Dataset records:
-- -- --

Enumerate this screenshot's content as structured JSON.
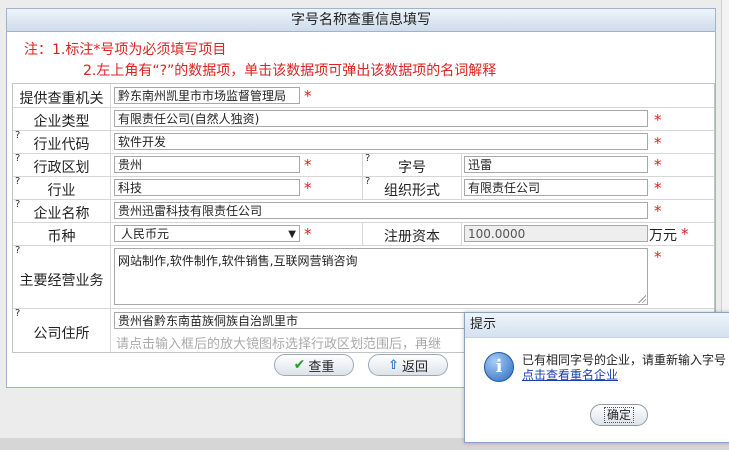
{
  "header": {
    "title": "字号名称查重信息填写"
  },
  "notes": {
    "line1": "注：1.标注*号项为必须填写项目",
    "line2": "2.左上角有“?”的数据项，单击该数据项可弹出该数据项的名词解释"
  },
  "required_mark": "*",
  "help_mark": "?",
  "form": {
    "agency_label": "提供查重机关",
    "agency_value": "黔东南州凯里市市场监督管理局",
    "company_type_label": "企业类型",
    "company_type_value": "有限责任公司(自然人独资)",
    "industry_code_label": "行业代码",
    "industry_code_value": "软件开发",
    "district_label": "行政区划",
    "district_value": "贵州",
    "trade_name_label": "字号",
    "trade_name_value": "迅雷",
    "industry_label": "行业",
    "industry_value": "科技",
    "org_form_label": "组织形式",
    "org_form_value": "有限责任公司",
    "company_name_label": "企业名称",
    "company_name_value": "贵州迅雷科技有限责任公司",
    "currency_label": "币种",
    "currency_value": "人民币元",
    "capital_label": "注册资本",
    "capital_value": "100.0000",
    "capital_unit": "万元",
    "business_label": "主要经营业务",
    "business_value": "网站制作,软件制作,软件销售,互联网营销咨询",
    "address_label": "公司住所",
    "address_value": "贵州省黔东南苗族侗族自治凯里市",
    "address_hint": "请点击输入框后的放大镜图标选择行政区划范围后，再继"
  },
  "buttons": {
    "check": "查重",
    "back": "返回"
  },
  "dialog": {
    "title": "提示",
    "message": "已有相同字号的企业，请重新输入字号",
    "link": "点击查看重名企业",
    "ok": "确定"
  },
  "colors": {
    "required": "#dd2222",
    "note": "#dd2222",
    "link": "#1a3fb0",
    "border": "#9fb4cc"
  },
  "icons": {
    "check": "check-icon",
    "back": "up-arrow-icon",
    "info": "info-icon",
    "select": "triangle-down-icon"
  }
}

-- -- --

◆ Exercise aim
The entries above are to be returned exactly, without their pictures.

◆ Final result
Enumerate this screenshot's content as structured JSON.
{
  "header": {
    "title": "字号名称查重信息填写"
  },
  "notes": {
    "line1": "注：1.标注*号项为必须填写项目",
    "line2": "2.左上角有“?”的数据项，单击该数据项可弹出该数据项的名词解释"
  },
  "required_mark": "*",
  "help_mark": "?",
  "form": {
    "agency_label": "提供查重机关",
    "agency_value": "黔东南州凯里市市场监督管理局",
    "company_type_label": "企业类型",
    "company_type_value": "有限责任公司(自然人独资)",
    "industry_code_label": "行业代码",
    "industry_code_value": "软件开发",
    "district_label": "行政区划",
    "district_value": "贵州",
    "trade_name_label": "字号",
    "trade_name_value": "迅雷",
    "industry_label": "行业",
    "industry_value": "科技",
    "org_form_label": "组织形式",
    "org_form_value": "有限责任公司",
    "company_name_label": "企业名称",
    "company_name_value": "贵州迅雷科技有限责任公司",
    "currency_label": "币种",
    "currency_value": "人民币元",
    "capital_label": "注册资本",
    "capital_value": "100.0000",
    "capital_unit": "万元",
    "business_label": "主要经营业务",
    "business_value": "网站制作,软件制作,软件销售,互联网营销咨询",
    "address_label": "公司住所",
    "address_value": "贵州省黔东南苗族侗族自治凯里市",
    "address_hint": "请点击输入框后的放大镜图标选择行政区划范围后，再继"
  },
  "buttons": {
    "check": "查重",
    "back": "返回"
  },
  "dialog": {
    "title": "提示",
    "message": "已有相同字号的企业，请重新输入字号",
    "link": "点击查看重名企业",
    "ok": "确定"
  },
  "colors": {
    "required": "#dd2222",
    "note": "#dd2222",
    "link": "#1a3fb0",
    "border": "#9fb4cc"
  },
  "icons": {
    "check": "check-icon",
    "back": "up-arrow-icon",
    "info": "info-icon",
    "select": "triangle-down-icon"
  }
}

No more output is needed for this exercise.